-- Begin LISTED RECORDS --

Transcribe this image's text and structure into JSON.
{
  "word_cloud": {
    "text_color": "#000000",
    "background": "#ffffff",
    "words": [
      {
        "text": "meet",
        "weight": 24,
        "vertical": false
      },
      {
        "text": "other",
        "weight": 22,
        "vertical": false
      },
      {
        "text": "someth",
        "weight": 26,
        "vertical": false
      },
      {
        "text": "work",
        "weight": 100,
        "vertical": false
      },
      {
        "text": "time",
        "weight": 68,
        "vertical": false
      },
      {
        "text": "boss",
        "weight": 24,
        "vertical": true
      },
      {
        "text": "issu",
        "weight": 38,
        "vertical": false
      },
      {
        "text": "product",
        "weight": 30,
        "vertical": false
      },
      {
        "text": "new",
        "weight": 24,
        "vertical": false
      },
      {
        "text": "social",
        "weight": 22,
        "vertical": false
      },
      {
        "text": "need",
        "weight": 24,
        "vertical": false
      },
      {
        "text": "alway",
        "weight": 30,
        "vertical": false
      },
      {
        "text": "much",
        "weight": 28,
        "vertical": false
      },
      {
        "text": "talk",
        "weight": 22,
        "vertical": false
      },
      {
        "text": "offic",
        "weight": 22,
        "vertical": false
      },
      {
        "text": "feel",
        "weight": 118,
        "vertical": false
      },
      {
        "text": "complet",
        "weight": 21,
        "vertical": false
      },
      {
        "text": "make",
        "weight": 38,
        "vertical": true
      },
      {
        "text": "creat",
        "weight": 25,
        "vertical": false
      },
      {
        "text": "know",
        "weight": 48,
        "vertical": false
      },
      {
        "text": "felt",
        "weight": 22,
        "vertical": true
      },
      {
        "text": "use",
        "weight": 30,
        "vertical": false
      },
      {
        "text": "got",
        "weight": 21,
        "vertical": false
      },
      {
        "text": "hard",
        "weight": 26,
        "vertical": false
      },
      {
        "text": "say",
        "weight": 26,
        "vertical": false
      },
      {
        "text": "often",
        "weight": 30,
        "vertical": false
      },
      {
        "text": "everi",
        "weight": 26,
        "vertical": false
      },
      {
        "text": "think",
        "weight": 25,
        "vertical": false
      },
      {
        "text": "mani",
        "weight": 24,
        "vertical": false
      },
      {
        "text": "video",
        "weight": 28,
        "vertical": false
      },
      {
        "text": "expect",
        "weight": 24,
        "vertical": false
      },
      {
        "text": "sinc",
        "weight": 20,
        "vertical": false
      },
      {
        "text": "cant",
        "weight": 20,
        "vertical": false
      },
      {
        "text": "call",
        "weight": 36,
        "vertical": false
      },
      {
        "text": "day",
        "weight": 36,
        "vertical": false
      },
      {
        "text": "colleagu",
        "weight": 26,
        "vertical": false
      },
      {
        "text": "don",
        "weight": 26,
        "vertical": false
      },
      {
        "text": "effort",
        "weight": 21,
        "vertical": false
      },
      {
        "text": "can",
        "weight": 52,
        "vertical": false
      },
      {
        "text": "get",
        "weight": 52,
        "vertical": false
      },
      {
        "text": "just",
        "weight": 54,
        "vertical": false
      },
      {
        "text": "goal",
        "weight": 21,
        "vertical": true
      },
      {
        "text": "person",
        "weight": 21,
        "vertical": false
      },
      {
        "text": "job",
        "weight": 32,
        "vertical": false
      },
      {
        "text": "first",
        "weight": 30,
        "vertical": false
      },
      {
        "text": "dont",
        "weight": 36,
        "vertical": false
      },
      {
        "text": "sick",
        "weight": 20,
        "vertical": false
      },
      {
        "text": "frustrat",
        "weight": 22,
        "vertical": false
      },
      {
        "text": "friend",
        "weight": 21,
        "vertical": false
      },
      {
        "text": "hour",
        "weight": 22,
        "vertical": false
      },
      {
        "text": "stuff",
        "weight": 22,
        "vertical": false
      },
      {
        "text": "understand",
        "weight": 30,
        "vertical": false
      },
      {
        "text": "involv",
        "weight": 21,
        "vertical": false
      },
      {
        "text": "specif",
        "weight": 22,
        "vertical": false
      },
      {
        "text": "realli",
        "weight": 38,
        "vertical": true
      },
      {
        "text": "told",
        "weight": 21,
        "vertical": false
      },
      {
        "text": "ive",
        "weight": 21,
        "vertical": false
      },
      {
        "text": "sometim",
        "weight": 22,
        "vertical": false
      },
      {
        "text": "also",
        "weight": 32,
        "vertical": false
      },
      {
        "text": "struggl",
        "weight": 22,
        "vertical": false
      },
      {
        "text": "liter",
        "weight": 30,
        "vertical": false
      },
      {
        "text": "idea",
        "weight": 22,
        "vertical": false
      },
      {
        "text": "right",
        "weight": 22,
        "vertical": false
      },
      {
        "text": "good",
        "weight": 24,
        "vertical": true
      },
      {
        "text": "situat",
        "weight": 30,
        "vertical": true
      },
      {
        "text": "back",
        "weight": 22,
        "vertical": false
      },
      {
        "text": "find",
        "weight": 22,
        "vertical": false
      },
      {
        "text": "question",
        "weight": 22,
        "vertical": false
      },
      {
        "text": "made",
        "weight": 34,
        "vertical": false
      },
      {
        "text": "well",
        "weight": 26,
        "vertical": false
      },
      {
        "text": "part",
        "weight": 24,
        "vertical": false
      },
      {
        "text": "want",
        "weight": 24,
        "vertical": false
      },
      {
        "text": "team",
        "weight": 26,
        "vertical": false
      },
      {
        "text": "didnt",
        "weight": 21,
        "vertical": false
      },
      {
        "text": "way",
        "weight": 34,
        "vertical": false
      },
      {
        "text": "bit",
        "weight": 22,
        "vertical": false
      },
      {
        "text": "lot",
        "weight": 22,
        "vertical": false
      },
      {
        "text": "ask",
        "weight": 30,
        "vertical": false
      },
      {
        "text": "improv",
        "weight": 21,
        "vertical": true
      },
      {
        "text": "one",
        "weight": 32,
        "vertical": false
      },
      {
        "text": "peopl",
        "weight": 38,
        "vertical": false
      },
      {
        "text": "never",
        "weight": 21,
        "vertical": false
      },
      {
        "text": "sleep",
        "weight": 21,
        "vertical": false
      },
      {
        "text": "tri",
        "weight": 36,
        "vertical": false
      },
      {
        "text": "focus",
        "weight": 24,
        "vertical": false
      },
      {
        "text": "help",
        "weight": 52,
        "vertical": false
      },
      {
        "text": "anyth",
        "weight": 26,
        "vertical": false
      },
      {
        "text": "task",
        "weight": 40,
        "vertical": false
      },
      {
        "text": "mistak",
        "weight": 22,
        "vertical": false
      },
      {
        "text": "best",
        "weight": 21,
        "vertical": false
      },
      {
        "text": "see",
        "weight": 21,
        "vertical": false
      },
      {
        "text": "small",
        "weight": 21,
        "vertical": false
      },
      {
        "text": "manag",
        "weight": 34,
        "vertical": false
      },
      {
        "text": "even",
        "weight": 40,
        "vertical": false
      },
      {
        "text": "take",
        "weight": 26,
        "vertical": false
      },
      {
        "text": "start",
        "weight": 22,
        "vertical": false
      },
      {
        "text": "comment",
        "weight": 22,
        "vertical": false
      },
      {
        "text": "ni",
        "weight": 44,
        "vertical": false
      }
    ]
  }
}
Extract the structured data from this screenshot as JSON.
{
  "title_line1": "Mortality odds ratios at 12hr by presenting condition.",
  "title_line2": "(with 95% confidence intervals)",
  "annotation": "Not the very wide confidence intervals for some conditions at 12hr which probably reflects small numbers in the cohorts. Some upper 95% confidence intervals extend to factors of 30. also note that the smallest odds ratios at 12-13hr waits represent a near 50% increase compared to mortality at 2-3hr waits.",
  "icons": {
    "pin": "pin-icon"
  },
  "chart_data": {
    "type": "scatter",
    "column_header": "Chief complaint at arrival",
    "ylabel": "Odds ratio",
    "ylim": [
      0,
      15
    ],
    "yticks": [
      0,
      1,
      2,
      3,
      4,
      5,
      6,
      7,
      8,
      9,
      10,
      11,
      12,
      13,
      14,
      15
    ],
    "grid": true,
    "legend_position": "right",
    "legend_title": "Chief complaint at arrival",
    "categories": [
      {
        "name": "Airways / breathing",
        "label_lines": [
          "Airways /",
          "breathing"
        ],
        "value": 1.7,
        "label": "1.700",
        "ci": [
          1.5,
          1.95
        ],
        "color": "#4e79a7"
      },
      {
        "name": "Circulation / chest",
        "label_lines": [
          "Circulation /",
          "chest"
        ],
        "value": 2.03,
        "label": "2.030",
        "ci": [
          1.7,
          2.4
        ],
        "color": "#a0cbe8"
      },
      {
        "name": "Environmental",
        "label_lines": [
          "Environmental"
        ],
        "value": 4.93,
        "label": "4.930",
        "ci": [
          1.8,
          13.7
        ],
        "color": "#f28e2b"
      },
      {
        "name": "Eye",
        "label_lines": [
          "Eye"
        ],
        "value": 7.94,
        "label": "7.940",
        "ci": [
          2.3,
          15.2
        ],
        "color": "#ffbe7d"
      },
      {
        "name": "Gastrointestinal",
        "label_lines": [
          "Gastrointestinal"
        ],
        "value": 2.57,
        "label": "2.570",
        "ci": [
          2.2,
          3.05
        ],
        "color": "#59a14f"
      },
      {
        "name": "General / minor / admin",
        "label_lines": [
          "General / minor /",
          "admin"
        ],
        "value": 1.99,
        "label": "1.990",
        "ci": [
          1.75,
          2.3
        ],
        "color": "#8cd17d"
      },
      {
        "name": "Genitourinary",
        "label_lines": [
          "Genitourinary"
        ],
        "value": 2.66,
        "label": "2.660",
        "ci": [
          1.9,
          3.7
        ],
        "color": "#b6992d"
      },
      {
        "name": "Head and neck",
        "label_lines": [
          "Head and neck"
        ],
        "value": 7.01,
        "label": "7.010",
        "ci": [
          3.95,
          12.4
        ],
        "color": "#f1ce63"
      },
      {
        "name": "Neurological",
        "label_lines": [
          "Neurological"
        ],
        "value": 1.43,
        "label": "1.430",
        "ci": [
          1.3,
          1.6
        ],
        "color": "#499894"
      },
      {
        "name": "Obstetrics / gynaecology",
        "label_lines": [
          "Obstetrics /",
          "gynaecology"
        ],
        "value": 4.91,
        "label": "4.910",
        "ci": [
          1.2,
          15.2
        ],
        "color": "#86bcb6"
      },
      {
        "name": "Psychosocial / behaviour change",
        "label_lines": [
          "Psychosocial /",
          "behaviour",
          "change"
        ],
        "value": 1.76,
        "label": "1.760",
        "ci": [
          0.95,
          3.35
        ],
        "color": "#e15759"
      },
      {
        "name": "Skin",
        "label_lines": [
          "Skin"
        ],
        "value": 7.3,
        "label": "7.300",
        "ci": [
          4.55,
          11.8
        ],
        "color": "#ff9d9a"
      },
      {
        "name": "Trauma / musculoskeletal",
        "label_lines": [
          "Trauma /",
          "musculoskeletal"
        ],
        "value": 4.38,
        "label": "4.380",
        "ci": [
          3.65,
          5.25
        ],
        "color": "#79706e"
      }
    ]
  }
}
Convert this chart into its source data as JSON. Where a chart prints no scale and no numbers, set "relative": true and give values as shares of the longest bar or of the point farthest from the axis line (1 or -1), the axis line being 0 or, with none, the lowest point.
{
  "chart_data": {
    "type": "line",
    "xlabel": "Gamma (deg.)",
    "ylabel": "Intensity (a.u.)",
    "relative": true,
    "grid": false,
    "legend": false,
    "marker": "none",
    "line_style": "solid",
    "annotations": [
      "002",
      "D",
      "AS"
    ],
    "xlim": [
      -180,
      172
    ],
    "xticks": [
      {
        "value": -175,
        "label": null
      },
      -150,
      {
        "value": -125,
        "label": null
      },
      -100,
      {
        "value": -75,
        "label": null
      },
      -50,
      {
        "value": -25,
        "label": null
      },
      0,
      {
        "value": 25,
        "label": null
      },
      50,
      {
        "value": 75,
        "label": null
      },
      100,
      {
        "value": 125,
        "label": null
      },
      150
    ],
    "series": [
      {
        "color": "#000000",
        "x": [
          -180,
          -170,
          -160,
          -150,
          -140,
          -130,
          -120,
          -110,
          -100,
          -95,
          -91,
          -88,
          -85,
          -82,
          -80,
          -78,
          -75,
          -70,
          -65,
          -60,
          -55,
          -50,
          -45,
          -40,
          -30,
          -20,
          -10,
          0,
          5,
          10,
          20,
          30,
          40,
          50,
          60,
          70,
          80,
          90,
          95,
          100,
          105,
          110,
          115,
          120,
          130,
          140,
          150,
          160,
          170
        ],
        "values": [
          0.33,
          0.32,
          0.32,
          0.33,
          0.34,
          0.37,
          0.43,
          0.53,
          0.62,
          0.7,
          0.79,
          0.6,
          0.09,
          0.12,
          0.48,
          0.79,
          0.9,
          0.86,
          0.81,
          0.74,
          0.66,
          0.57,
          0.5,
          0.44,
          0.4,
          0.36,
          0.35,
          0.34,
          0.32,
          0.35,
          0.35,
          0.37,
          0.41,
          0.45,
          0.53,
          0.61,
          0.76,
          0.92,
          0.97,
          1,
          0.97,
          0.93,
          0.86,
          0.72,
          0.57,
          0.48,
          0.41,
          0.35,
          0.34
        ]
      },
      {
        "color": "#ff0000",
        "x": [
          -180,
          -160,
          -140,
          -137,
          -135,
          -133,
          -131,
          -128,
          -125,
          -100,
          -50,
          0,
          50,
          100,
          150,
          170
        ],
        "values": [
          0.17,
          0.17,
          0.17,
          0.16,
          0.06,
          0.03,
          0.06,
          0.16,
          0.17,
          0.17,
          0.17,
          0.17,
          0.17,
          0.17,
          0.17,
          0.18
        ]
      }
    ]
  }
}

-- End LISTED RECORDS --

### WORK REQUIRED
Within the listing above, find every line containing the string "Environmental" and return it.

### SOLVED PROBLEM
        "name": "Environmental",
          "Environmental"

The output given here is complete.